Saved entries:
═══
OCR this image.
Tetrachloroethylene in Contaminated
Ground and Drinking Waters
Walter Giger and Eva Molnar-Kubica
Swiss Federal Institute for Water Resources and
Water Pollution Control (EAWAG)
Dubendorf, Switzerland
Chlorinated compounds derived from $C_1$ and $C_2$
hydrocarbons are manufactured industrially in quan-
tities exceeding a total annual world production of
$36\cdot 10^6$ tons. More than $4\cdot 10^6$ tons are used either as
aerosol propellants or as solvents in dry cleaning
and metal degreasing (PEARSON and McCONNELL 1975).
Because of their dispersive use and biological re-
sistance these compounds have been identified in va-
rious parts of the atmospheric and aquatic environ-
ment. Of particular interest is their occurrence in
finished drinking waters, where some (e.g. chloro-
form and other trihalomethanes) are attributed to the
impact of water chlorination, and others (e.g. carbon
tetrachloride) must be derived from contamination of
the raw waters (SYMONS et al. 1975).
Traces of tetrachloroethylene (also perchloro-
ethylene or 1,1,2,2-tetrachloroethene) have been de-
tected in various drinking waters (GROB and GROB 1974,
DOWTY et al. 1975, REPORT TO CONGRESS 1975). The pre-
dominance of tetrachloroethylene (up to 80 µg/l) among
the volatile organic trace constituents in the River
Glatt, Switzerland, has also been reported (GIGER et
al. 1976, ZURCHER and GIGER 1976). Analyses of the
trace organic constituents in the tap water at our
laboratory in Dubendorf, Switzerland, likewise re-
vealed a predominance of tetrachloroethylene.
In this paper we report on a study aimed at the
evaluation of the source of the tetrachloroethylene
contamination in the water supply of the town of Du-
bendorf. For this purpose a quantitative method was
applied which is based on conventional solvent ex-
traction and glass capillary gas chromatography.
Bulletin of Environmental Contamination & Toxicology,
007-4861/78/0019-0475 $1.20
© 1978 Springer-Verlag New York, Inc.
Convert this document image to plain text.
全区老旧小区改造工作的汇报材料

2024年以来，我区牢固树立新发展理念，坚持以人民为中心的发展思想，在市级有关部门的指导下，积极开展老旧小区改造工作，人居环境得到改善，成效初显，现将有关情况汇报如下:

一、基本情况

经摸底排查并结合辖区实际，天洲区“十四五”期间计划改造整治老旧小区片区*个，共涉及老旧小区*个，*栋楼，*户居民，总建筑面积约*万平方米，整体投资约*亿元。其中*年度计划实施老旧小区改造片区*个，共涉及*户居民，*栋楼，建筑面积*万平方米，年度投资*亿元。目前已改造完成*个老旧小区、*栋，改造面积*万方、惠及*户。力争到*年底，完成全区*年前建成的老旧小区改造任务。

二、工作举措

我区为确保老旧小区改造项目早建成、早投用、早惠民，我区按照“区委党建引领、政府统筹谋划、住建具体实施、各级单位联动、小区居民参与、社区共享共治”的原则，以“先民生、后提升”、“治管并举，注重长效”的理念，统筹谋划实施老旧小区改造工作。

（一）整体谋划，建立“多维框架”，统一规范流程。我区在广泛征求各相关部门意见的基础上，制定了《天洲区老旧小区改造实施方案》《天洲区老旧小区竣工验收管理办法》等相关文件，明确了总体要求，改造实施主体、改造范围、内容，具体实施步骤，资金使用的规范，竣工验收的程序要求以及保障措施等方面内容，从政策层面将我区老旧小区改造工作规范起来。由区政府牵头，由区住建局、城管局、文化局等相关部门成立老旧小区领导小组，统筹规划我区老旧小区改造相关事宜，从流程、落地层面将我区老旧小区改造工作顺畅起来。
═══
## What you are asked to do
Repeat the listing in full, keeping every line exactly as it is.

## The result
OCR this image.
Tetrachloroethylene in Contaminated
Ground and Drinking Waters
Walter Giger and Eva Molnar-Kubica
Swiss Federal Institute for Water Resources and
Water Pollution Control (EAWAG)
Dubendorf, Switzerland
Chlorinated compounds derived from $C_1$ and $C_2$
hydrocarbons are manufactured industrially in quan-
tities exceeding a total annual world production of
$36\cdot 10^6$ tons. More than $4\cdot 10^6$ tons are used either as
aerosol propellants or as solvents in dry cleaning
and metal degreasing (PEARSON and McCONNELL 1975).
Because of their dispersive use and biological re-
sistance these compounds have been identified in va-
rious parts of the atmospheric and aquatic environ-
ment. Of particular interest is their occurrence in
finished drinking waters, where some (e.g. chloro-
form and other trihalomethanes) are attributed to the
impact of water chlorination, and others (e.g. carbon
tetrachloride) must be derived from contamination of
the raw waters (SYMONS et al. 1975).
Traces of tetrachloroethylene (also perchloro-
ethylene or 1,1,2,2-tetrachloroethene) have been de-
tected in various drinking waters (GROB and GROB 1974,
DOWTY et al. 1975, REPORT TO CONGRESS 1975). The pre-
dominance of tetrachloroethylene (up to 80 µg/l) among
the volatile organic trace constituents in the River
Glatt, Switzerland, has also been reported (GIGER et
al. 1976, ZURCHER and GIGER 1976). Analyses of the
trace organic constituents in the tap water at our
laboratory in Dubendorf, Switzerland, likewise re-
vealed a predominance of tetrachloroethylene.
In this paper we report on a study aimed at the
evaluation of the source of the tetrachloroethylene
contamination in the water supply of the town of Du-
bendorf. For this purpose a quantitative method was
applied which is based on conventional solvent ex-
traction and glass capillary gas chromatography.
Bulletin of Environmental Contamination & Toxicology,
007-4861/78/0019-0475 $1.20
© 1978 Springer-Verlag New York, Inc.
Convert this document image to plain text.
全区老旧小区改造工作的汇报材料

2024年以来，我区牢固树立新发展理念，坚持以人民为中心的发展思想，在市级有关部门的指导下，积极开展老旧小区改造工作，人居环境得到改善，成效初显，现将有关情况汇报如下:

一、基本情况

经摸底排查并结合辖区实际，天洲区“十四五”期间计划改造整治老旧小区片区*个，共涉及老旧小区*个，*栋楼，*户居民，总建筑面积约*万平方米，整体投资约*亿元。其中*年度计划实施老旧小区改造片区*个，共涉及*户居民，*栋楼，建筑面积*万平方米，年度投资*亿元。目前已改造完成*个老旧小区、*栋，改造面积*万方、惠及*户。力争到*年底，完成全区*年前建成的老旧小区改造任务。

二、工作举措

我区为确保老旧小区改造项目早建成、早投用、早惠民，我区按照“区委党建引领、政府统筹谋划、住建具体实施、各级单位联动、小区居民参与、社区共享共治”的原则，以“先民生、后提升”、“治管并举，注重长效”的理念，统筹谋划实施老旧小区改造工作。

（一）整体谋划，建立“多维框架”，统一规范流程。我区在广泛征求各相关部门意见的基础上，制定了《天洲区老旧小区改造实施方案》《天洲区老旧小区竣工验收管理办法》等相关文件，明确了总体要求，改造实施主体、改造范围、内容，具体实施步骤，资金使用的规范，竣工验收的程序要求以及保障措施等方面内容，从政策层面将我区老旧小区改造工作规范起来。由区政府牵头，由区住建局、城管局、文化局等相关部门成立老旧小区领导小组，统筹规划我区老旧小区改造相关事宜，从流程、落地层面将我区老旧小区改造工作顺畅起来。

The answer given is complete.